* **Aim of the task**:
Give nothing except the number of lines containing the word "true".

[Data entries]
━━━━

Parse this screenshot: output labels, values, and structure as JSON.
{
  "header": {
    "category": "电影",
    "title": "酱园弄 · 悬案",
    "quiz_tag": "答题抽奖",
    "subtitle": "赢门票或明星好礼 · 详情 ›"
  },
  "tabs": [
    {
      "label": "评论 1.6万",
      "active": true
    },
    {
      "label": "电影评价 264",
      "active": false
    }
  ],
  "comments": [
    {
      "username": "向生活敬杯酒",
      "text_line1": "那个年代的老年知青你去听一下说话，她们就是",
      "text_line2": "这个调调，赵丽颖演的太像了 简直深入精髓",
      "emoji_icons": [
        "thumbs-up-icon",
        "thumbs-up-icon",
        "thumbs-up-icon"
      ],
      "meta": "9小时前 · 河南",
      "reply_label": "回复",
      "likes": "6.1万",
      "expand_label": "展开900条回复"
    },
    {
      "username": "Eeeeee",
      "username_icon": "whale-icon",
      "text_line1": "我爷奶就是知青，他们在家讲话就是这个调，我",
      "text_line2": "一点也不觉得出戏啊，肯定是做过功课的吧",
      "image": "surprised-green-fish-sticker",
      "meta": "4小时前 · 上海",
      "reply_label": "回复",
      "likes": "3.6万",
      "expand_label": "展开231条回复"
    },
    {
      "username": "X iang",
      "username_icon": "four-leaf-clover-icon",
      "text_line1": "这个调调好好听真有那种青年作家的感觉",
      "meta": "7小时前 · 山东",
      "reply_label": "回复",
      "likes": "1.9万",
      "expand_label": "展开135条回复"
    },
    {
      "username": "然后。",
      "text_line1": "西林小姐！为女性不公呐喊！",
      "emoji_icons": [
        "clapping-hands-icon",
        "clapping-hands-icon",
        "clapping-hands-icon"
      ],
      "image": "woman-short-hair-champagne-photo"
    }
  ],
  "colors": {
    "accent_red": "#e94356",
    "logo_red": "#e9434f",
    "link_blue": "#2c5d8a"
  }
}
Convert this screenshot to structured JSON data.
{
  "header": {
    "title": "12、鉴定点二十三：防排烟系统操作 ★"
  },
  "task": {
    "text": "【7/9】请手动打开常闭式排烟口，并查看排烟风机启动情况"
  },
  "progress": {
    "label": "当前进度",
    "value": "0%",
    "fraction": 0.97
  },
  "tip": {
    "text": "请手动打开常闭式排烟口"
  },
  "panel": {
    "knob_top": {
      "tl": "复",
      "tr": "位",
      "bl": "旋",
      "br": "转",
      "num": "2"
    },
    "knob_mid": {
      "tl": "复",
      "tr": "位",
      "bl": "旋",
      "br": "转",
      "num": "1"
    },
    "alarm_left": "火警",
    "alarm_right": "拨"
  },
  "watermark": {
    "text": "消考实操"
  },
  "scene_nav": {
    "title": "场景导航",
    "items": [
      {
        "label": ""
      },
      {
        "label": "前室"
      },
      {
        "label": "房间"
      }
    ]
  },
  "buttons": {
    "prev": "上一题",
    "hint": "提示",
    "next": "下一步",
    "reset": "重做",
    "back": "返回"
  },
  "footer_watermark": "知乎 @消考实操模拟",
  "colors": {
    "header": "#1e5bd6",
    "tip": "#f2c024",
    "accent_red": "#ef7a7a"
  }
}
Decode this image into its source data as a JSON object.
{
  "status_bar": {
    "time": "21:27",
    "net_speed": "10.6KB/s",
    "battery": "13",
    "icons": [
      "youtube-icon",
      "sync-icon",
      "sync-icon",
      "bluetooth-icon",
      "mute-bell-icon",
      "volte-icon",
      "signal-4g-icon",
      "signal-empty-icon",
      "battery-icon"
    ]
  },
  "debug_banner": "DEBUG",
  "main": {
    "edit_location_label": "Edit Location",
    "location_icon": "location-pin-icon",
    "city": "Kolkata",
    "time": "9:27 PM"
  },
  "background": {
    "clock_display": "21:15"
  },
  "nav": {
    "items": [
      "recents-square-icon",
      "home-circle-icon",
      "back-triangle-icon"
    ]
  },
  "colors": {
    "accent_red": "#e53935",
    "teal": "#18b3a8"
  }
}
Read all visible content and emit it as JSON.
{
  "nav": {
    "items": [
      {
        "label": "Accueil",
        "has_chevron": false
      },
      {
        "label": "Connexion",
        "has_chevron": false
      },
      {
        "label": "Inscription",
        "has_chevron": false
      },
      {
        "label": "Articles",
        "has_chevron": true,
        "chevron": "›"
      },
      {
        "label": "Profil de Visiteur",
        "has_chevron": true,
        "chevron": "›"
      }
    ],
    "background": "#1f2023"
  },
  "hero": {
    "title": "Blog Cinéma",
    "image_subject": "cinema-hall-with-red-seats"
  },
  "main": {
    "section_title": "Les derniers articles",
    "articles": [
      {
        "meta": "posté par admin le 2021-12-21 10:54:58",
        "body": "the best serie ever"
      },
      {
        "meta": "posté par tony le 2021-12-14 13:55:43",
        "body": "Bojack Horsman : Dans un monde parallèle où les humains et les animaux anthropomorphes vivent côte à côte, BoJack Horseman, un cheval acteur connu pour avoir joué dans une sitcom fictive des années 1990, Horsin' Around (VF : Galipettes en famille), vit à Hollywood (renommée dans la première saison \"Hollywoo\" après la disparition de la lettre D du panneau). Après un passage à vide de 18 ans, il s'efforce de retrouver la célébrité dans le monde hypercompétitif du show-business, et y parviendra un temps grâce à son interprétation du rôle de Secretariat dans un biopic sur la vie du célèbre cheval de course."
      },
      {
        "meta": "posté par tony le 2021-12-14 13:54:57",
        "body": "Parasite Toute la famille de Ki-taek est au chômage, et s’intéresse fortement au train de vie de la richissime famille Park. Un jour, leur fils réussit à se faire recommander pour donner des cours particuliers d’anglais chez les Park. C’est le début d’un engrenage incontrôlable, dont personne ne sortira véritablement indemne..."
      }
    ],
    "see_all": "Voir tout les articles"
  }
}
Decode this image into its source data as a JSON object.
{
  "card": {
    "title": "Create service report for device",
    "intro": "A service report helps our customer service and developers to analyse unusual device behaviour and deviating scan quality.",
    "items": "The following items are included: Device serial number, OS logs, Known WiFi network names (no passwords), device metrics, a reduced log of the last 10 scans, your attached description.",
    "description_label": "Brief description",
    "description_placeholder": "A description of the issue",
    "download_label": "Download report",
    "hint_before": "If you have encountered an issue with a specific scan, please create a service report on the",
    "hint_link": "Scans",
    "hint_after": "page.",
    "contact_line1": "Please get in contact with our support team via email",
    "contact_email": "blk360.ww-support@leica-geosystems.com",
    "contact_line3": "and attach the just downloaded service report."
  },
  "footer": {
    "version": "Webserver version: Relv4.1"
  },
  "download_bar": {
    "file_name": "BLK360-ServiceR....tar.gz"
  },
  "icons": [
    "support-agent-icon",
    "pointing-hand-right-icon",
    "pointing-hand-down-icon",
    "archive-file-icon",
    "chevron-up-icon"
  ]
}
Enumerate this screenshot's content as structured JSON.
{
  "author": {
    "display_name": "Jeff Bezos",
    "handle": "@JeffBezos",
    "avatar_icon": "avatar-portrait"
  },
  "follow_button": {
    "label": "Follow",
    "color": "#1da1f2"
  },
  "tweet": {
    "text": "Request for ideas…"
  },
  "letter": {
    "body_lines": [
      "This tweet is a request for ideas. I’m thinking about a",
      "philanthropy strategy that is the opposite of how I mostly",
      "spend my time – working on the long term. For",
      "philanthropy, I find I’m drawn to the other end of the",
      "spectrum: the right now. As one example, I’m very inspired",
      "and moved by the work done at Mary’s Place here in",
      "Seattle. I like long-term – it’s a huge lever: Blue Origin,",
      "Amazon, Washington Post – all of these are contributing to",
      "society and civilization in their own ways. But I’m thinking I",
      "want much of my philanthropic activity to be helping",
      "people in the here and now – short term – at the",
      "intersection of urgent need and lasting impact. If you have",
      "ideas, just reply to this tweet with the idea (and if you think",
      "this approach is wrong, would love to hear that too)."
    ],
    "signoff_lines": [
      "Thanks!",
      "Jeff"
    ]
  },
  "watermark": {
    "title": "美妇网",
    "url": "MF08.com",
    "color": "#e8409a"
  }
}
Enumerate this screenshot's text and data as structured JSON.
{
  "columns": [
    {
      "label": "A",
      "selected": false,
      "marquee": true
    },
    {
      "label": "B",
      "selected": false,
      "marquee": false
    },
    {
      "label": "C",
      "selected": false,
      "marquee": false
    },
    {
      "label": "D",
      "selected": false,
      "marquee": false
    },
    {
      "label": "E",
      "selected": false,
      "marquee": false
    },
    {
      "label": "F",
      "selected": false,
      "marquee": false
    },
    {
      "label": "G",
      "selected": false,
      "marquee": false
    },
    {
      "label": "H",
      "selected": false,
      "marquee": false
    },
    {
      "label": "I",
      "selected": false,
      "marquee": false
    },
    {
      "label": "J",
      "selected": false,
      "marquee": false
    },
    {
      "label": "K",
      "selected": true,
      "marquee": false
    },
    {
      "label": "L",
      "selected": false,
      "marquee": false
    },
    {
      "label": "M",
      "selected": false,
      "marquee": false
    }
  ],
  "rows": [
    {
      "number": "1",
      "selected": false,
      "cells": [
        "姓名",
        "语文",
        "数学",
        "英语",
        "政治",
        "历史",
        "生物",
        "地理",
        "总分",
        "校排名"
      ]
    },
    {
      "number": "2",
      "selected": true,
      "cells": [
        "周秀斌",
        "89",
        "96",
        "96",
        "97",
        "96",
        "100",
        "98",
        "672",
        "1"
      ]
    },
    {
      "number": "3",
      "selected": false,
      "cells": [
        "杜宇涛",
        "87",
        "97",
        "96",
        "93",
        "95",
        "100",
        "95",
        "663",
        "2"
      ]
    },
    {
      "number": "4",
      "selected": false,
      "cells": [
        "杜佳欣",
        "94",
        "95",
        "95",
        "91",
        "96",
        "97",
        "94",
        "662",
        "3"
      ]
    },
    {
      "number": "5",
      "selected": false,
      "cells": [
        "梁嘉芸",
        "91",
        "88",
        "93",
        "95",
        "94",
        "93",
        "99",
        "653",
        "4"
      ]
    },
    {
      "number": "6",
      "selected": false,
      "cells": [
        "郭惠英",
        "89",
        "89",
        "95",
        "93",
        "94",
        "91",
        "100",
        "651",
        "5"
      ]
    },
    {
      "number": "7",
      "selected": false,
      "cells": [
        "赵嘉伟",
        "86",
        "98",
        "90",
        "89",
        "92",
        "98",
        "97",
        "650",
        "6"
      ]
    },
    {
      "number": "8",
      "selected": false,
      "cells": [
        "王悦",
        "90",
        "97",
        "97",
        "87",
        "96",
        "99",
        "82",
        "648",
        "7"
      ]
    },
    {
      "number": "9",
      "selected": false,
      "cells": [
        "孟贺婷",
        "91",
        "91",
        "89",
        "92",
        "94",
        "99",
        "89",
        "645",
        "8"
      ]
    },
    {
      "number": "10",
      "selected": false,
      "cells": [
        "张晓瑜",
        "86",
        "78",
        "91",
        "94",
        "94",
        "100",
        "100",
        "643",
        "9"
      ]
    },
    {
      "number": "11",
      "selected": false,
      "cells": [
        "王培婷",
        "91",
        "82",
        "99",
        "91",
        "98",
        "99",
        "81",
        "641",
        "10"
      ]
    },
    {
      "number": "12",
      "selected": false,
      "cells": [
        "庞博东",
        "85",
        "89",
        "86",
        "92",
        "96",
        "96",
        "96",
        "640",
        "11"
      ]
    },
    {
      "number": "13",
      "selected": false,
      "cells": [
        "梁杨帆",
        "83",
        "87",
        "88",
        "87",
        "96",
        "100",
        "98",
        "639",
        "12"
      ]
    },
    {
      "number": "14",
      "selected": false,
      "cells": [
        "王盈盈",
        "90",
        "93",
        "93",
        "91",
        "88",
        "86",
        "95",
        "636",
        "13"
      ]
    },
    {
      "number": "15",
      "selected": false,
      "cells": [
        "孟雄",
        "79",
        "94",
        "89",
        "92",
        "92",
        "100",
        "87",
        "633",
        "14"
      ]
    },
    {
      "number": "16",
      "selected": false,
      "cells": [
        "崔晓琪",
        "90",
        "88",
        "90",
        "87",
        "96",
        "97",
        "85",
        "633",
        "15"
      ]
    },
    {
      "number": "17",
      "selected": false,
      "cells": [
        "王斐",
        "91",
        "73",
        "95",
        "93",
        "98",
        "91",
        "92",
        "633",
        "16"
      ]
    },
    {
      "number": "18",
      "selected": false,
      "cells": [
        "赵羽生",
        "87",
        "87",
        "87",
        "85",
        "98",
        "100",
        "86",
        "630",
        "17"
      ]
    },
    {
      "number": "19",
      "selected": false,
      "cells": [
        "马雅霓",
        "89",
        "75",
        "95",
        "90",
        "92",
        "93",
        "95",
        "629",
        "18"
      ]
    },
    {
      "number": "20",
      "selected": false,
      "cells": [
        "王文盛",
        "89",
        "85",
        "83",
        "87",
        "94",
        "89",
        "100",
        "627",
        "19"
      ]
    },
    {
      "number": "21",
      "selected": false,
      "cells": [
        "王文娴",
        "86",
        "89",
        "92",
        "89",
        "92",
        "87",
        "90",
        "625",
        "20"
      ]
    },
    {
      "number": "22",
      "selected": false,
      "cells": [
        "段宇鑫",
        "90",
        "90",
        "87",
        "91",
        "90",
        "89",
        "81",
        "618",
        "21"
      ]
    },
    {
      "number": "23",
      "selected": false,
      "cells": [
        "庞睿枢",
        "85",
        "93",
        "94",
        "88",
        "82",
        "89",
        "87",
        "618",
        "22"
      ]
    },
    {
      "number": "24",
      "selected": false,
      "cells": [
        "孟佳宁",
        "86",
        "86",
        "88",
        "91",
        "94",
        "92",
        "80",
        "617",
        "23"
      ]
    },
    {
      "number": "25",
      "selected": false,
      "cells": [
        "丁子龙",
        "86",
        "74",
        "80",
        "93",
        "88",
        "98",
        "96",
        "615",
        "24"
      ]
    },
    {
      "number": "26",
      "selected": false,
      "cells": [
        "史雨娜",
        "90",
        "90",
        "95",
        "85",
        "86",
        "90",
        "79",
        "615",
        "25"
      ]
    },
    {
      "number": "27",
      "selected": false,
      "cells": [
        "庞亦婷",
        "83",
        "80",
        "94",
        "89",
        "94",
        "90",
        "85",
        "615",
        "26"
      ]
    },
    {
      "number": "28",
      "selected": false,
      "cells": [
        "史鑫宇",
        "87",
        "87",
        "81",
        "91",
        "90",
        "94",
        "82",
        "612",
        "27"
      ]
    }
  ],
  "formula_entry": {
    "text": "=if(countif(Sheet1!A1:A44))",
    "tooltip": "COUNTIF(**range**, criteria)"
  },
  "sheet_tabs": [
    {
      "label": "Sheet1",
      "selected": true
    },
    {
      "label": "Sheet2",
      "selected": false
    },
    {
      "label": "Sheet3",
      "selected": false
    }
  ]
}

━━━━

* **Correct response**:
7